> The request
Every entry that follows needs to be repeated exactly.

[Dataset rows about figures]
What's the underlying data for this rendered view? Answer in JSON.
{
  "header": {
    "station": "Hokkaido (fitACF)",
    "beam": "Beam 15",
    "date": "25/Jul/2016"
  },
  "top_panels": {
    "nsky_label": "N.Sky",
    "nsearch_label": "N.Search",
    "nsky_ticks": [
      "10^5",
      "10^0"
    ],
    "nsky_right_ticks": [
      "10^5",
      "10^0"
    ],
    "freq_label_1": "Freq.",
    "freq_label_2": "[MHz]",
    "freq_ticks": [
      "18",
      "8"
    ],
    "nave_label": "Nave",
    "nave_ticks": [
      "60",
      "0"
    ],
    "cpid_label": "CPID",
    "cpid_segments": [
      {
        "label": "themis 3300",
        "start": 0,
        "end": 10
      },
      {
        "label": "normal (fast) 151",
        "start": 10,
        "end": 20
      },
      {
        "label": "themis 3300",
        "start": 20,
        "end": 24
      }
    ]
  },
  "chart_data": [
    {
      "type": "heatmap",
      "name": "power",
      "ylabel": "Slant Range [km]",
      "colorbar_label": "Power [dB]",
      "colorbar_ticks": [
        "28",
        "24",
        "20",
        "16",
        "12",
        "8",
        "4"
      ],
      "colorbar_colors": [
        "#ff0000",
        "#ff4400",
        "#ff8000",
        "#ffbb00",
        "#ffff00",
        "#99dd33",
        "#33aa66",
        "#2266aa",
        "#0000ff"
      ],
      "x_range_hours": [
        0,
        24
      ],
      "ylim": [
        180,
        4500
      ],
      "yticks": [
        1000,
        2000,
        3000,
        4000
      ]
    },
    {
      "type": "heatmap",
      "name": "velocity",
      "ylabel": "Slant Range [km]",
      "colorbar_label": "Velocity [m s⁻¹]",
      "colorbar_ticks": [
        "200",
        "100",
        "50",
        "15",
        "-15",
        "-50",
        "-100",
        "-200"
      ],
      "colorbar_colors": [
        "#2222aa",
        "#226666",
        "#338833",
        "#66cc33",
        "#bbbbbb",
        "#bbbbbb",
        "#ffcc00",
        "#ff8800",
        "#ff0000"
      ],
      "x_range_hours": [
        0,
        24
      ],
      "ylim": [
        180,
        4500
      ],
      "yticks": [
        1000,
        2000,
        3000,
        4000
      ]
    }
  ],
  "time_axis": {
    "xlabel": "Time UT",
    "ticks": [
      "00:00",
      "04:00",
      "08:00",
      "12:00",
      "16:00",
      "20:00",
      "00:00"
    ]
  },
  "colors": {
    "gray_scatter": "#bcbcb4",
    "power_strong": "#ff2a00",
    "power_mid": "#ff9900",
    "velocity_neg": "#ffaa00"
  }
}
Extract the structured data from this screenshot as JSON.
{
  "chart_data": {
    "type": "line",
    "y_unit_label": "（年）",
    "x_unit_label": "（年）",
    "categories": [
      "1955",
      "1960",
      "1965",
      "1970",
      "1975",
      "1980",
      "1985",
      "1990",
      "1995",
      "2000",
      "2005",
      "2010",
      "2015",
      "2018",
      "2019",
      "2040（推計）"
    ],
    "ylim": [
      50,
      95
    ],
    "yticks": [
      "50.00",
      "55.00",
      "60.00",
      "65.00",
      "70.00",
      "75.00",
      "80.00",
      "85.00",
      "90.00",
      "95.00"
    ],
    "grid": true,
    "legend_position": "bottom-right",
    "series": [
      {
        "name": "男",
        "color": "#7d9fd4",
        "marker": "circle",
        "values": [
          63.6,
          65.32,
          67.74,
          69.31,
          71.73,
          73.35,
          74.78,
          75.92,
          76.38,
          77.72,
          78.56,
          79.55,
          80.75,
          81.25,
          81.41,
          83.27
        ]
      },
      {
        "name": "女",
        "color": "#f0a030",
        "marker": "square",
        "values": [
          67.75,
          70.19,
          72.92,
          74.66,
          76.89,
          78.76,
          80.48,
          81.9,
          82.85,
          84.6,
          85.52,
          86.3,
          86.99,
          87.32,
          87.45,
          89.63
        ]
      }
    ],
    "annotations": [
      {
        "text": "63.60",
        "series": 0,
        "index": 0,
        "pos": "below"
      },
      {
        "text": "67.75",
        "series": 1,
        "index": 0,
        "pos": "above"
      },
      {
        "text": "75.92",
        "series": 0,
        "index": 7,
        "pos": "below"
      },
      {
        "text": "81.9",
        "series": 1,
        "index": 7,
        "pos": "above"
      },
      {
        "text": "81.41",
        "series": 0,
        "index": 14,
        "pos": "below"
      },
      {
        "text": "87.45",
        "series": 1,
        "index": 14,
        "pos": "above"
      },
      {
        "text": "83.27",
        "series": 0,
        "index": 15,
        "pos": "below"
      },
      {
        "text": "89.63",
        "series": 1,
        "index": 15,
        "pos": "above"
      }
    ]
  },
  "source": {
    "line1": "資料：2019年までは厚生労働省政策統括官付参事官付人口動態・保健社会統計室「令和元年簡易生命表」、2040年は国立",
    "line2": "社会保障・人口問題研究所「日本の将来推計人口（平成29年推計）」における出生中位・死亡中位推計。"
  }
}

> Written answer
What's the underlying data for this rendered view? Answer in JSON.
{
  "header": {
    "station": "Hokkaido (fitACF)",
    "beam": "Beam 15",
    "date": "25/Jul/2016"
  },
  "top_panels": {
    "nsky_label": "N.Sky",
    "nsearch_label": "N.Search",
    "nsky_ticks": [
      "10^5",
      "10^0"
    ],
    "nsky_right_ticks": [
      "10^5",
      "10^0"
    ],
    "freq_label_1": "Freq.",
    "freq_label_2": "[MHz]",
    "freq_ticks": [
      "18",
      "8"
    ],
    "nave_label": "Nave",
    "nave_ticks": [
      "60",
      "0"
    ],
    "cpid_label": "CPID",
    "cpid_segments": [
      {
        "label": "themis 3300",
        "start": 0,
        "end": 10
      },
      {
        "label": "normal (fast) 151",
        "start": 10,
        "end": 20
      },
      {
        "label": "themis 3300",
        "start": 20,
        "end": 24
      }
    ]
  },
  "chart_data": [
    {
      "type": "heatmap",
      "name": "power",
      "ylabel": "Slant Range [km]",
      "colorbar_label": "Power [dB]",
      "colorbar_ticks": [
        "28",
        "24",
        "20",
        "16",
        "12",
        "8",
        "4"
      ],
      "colorbar_colors": [
        "#ff0000",
        "#ff4400",
        "#ff8000",
        "#ffbb00",
        "#ffff00",
        "#99dd33",
        "#33aa66",
        "#2266aa",
        "#0000ff"
      ],
      "x_range_hours": [
        0,
        24
      ],
      "ylim": [
        180,
        4500
      ],
      "yticks": [
        1000,
        2000,
        3000,
        4000
      ]
    },
    {
      "type": "heatmap",
      "name": "velocity",
      "ylabel": "Slant Range [km]",
      "colorbar_label": "Velocity [m s⁻¹]",
      "colorbar_ticks": [
        "200",
        "100",
        "50",
        "15",
        "-15",
        "-50",
        "-100",
        "-200"
      ],
      "colorbar_colors": [
        "#2222aa",
        "#226666",
        "#338833",
        "#66cc33",
        "#bbbbbb",
        "#bbbbbb",
        "#ffcc00",
        "#ff8800",
        "#ff0000"
      ],
      "x_range_hours": [
        0,
        24
      ],
      "ylim": [
        180,
        4500
      ],
      "yticks": [
        1000,
        2000,
        3000,
        4000
      ]
    }
  ],
  "time_axis": {
    "xlabel": "Time UT",
    "ticks": [
      "00:00",
      "04:00",
      "08:00",
      "12:00",
      "16:00",
      "20:00",
      "00:00"
    ]
  },
  "colors": {
    "gray_scatter": "#bcbcb4",
    "power_strong": "#ff2a00",
    "power_mid": "#ff9900",
    "velocity_neg": "#ffaa00"
  }
}
Extract the structured data from this screenshot as JSON.
{
  "chart_data": {
    "type": "line",
    "y_unit_label": "（年）",
    "x_unit_label": "（年）",
    "categories": [
      "1955",
      "1960",
      "1965",
      "1970",
      "1975",
      "1980",
      "1985",
      "1990",
      "1995",
      "2000",
      "2005",
      "2010",
      "2015",
      "2018",
      "2019",
      "2040（推計）"
    ],
    "ylim": [
      50,
      95
    ],
    "yticks": [
      "50.00",
      "55.00",
      "60.00",
      "65.00",
      "70.00",
      "75.00",
      "80.00",
      "85.00",
      "90.00",
      "95.00"
    ],
    "grid": true,
    "legend_position": "bottom-right",
    "series": [
      {
        "name": "男",
        "color": "#7d9fd4",
        "marker": "circle",
        "values": [
          63.6,
          65.32,
          67.74,
          69.31,
          71.73,
          73.35,
          74.78,
          75.92,
          76.38,
          77.72,
          78.56,
          79.55,
          80.75,
          81.25,
          81.41,
          83.27
        ]
      },
      {
        "name": "女",
        "color": "#f0a030",
        "marker": "square",
        "values": [
          67.75,
          70.19,
          72.92,
          74.66,
          76.89,
          78.76,
          80.48,
          81.9,
          82.85,
          84.6,
          85.52,
          86.3,
          86.99,
          87.32,
          87.45,
          89.63
        ]
      }
    ],
    "annotations": [
      {
        "text": "63.60",
        "series": 0,
        "index": 0,
        "pos": "below"
      },
      {
        "text": "67.75",
        "series": 1,
        "index": 0,
        "pos": "above"
      },
      {
        "text": "75.92",
        "series": 0,
        "index": 7,
        "pos": "below"
      },
      {
        "text": "81.9",
        "series": 1,
        "index": 7,
        "pos": "above"
      },
      {
        "text": "81.41",
        "series": 0,
        "index": 14,
        "pos": "below"
      },
      {
        "text": "87.45",
        "series": 1,
        "index": 14,
        "pos": "above"
      },
      {
        "text": "83.27",
        "series": 0,
        "index": 15,
        "pos": "below"
      },
      {
        "text": "89.63",
        "series": 1,
        "index": 15,
        "pos": "above"
      }
    ]
  },
  "source": {
    "line1": "資料：2019年までは厚生労働省政策統括官付参事官付人口動態・保健社会統計室「令和元年簡易生命表」、2040年は国立",
    "line2": "社会保障・人口問題研究所「日本の将来推計人口（平成29年推計）」における出生中位・死亡中位推計。"
  }
}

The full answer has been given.